== PROVIDED MATERIAL ==
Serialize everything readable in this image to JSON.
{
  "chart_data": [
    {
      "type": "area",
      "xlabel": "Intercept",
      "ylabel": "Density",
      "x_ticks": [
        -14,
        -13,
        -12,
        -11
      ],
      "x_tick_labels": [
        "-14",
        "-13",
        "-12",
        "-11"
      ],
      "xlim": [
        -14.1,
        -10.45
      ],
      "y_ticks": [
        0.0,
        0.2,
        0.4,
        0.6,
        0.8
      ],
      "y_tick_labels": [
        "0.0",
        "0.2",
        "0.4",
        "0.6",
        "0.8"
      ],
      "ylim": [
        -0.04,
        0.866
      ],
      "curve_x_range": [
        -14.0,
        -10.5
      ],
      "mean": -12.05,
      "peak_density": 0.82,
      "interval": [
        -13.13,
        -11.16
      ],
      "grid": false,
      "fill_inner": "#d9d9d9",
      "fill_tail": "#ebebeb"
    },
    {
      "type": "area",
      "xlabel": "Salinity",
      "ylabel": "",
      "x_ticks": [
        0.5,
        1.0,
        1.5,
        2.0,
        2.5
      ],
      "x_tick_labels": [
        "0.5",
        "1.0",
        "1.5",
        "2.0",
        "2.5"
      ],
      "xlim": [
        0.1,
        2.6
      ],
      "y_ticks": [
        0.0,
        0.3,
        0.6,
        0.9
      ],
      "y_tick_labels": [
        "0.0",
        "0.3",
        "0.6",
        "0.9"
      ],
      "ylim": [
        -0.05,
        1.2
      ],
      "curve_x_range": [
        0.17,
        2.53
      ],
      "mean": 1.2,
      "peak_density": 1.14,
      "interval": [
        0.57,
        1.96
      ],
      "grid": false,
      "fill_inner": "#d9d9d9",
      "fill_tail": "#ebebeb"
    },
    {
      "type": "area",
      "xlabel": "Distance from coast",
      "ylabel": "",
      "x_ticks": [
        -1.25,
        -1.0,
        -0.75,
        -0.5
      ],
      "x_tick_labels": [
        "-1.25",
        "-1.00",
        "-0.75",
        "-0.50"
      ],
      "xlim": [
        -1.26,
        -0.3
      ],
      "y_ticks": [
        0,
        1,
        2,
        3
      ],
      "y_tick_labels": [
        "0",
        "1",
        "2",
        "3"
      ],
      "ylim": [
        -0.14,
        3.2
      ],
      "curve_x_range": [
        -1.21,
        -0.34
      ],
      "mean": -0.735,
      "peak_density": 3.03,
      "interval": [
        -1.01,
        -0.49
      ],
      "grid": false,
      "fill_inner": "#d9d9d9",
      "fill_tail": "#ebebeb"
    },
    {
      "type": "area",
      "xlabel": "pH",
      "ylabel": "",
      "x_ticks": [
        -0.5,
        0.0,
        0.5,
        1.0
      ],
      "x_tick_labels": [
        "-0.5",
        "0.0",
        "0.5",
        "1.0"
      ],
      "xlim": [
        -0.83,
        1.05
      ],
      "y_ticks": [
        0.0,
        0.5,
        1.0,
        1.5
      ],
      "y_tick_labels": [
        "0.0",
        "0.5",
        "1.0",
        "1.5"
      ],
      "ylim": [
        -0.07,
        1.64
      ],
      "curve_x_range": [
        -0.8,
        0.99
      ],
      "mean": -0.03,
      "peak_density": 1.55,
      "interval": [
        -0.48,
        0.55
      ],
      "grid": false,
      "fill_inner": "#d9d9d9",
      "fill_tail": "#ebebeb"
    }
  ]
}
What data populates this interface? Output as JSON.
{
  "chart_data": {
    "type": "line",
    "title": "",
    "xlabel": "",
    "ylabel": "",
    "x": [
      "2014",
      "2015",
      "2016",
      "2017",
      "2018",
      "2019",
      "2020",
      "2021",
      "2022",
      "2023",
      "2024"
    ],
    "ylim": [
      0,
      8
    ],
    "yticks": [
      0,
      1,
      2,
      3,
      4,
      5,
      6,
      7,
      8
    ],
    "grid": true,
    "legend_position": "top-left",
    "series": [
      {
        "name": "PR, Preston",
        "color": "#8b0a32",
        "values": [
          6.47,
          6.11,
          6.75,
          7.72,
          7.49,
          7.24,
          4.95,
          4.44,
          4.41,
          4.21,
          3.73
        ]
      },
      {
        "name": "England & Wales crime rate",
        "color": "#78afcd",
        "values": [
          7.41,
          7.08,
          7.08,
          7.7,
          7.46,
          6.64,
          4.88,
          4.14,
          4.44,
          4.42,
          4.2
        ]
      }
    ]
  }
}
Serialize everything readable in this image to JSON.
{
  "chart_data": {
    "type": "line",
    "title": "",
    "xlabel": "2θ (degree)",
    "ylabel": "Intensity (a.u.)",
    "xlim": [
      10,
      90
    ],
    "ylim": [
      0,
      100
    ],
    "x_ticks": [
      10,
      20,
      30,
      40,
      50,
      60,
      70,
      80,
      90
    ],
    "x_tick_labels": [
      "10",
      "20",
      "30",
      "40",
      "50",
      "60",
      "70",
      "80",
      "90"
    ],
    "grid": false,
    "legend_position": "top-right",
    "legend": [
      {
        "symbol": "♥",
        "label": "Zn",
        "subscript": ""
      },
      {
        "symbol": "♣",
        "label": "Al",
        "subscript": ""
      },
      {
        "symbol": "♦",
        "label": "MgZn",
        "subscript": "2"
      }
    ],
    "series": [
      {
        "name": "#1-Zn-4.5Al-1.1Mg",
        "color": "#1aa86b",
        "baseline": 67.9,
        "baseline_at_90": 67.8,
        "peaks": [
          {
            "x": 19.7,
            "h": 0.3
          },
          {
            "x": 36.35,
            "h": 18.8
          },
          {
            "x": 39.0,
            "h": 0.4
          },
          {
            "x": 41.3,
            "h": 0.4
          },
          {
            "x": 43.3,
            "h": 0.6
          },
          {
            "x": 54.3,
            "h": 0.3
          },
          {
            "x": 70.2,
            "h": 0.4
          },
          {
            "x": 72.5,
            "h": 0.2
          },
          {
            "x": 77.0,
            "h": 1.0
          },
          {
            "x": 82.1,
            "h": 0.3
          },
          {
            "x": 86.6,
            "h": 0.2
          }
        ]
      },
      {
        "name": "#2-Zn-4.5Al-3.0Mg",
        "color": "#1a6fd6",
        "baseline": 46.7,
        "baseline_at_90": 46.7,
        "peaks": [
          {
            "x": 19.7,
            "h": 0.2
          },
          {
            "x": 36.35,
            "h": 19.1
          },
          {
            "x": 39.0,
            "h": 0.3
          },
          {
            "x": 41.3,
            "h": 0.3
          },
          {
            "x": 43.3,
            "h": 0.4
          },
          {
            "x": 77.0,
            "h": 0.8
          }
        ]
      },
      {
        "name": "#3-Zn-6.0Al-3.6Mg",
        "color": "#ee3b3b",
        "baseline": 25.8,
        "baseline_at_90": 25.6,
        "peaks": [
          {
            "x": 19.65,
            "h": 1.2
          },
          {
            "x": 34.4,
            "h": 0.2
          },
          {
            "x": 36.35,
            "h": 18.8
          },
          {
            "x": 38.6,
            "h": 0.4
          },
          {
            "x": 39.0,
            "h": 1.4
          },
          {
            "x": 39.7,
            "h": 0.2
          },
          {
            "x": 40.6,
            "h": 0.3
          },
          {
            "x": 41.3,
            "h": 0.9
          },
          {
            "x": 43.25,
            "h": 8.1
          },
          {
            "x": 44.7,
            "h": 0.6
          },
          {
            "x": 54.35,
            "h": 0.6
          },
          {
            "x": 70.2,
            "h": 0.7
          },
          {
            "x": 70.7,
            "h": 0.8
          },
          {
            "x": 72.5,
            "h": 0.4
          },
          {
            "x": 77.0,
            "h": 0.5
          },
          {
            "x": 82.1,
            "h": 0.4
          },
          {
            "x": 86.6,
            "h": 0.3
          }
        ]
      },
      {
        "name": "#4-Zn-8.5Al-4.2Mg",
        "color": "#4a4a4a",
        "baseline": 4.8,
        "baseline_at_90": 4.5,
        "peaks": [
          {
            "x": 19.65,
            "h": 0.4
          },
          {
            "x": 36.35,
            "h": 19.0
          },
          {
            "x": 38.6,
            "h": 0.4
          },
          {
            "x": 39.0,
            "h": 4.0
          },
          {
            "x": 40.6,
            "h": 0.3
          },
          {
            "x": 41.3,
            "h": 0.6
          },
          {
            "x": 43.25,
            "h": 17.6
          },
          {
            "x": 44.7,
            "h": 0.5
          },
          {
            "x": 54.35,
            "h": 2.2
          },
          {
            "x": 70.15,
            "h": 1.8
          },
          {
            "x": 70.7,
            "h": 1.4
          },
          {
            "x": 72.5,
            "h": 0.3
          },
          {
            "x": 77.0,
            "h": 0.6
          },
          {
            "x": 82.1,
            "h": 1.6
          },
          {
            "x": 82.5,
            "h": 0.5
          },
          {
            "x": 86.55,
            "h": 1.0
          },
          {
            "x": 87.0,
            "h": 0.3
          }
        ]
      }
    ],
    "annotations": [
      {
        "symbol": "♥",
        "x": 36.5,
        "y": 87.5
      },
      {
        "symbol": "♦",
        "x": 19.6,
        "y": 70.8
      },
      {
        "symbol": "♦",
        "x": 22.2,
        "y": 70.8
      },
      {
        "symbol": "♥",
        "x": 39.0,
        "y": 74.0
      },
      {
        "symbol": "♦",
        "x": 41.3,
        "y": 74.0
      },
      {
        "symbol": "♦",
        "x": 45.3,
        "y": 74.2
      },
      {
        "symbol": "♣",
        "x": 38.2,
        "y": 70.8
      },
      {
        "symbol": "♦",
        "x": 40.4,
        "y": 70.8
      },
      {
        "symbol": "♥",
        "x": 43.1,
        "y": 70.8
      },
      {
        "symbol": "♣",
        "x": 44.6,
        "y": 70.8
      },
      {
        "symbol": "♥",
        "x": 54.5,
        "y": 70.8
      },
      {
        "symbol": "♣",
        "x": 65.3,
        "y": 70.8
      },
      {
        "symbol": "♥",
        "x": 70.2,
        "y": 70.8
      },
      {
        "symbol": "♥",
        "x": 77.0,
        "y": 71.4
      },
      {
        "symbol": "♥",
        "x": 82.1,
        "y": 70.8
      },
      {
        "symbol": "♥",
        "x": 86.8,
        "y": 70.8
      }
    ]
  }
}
===
● YOUR GOAL
Lines containing the word "color" must all be returned from the material above.

● ANSWER TO THE TASK
        "color": "#8b0a32",
        "color": "#78afcd",
        "color": "#1aa86b",
        "color": "#1a6fd6",
        "color": "#ee3b3b",
        "color": "#4a4a4a",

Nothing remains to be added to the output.